### DATA SHOWN
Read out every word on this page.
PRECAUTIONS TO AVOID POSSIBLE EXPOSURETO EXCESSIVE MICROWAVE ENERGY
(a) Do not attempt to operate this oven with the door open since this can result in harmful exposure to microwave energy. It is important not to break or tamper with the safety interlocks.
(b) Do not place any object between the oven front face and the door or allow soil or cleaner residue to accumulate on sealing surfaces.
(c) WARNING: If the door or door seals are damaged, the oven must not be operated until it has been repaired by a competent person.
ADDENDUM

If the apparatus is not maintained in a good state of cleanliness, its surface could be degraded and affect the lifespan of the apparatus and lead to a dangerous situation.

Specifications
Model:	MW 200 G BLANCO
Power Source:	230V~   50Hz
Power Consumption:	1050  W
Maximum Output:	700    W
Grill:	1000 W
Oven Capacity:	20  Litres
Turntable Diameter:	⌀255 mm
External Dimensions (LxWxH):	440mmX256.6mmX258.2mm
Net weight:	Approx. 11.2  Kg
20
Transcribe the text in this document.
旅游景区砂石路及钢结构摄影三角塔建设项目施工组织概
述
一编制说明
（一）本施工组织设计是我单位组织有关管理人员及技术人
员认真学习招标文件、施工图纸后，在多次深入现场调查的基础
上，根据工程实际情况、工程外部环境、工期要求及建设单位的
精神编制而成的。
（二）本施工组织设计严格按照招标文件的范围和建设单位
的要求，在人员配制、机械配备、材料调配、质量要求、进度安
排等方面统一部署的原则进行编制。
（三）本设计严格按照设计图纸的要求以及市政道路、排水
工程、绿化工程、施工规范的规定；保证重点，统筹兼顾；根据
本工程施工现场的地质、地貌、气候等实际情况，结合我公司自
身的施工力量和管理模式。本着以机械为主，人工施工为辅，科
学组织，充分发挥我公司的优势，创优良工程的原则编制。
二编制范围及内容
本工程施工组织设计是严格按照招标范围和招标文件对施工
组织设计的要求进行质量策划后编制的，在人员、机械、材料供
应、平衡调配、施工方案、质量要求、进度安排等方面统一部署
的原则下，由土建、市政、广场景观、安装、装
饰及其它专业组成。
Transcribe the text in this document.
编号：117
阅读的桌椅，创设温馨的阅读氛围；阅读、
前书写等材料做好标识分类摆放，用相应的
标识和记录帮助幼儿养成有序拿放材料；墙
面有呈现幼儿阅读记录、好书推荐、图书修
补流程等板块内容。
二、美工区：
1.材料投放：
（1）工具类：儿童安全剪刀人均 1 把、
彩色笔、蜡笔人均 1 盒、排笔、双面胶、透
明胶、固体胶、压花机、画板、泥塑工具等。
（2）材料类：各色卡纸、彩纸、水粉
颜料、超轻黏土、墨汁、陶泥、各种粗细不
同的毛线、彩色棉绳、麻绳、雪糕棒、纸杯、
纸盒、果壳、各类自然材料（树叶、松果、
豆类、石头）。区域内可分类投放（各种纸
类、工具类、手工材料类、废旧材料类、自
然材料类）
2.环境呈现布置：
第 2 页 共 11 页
######
* THE REQUEST *
Restate the records, all of them, precisely as written.

* FINISHED EXERCISE *
Read out every word on this page.
PRECAUTIONS TO AVOID POSSIBLE EXPOSURETO EXCESSIVE MICROWAVE ENERGY
(a) Do not attempt to operate this oven with the door open since this can result in harmful exposure to microwave energy. It is important not to break or tamper with the safety interlocks.
(b) Do not place any object between the oven front face and the door or allow soil or cleaner residue to accumulate on sealing surfaces.
(c) WARNING: If the door or door seals are damaged, the oven must not be operated until it has been repaired by a competent person.
ADDENDUM

If the apparatus is not maintained in a good state of cleanliness, its surface could be degraded and affect the lifespan of the apparatus and lead to a dangerous situation.

Specifications
Model:	MW 200 G BLANCO
Power Source:	230V~   50Hz
Power Consumption:	1050  W
Maximum Output:	700    W
Grill:	1000 W
Oven Capacity:	20  Litres
Turntable Diameter:	⌀255 mm
External Dimensions (LxWxH):	440mmX256.6mmX258.2mm
Net weight:	Approx. 11.2  Kg
20
Transcribe the text in this document.
旅游景区砂石路及钢结构摄影三角塔建设项目施工组织概
述
一编制说明
（一）本施工组织设计是我单位组织有关管理人员及技术人
员认真学习招标文件、施工图纸后，在多次深入现场调查的基础
上，根据工程实际情况、工程外部环境、工期要求及建设单位的
精神编制而成的。
（二）本施工组织设计严格按照招标文件的范围和建设单位
的要求，在人员配制、机械配备、材料调配、质量要求、进度安
排等方面统一部署的原则进行编制。
（三）本设计严格按照设计图纸的要求以及市政道路、排水
工程、绿化工程、施工规范的规定；保证重点，统筹兼顾；根据
本工程施工现场的地质、地貌、气候等实际情况，结合我公司自
身的施工力量和管理模式。本着以机械为主，人工施工为辅，科
学组织，充分发挥我公司的优势，创优良工程的原则编制。
二编制范围及内容
本工程施工组织设计是严格按照招标范围和招标文件对施工
组织设计的要求进行质量策划后编制的，在人员、机械、材料供
应、平衡调配、施工方案、质量要求、进度安排等方面统一部署
的原则下，由土建、市政、广场景观、安装、装
饰及其它专业组成。
Transcribe the text in this document.
编号：117
阅读的桌椅，创设温馨的阅读氛围；阅读、
前书写等材料做好标识分类摆放，用相应的
标识和记录帮助幼儿养成有序拿放材料；墙
面有呈现幼儿阅读记录、好书推荐、图书修
补流程等板块内容。
二、美工区：
1.材料投放：
（1）工具类：儿童安全剪刀人均 1 把、
彩色笔、蜡笔人均 1 盒、排笔、双面胶、透
明胶、固体胶、压花机、画板、泥塑工具等。
（2）材料类：各色卡纸、彩纸、水粉
颜料、超轻黏土、墨汁、陶泥、各种粗细不
同的毛线、彩色棉绳、麻绳、雪糕棒、纸杯、
纸盒、果壳、各类自然材料（树叶、松果、
豆类、石头）。区域内可分类投放（各种纸
类、工具类、手工材料类、废旧材料类、自
然材料类）
2.环境呈现布置：
第 2 页 共 11 页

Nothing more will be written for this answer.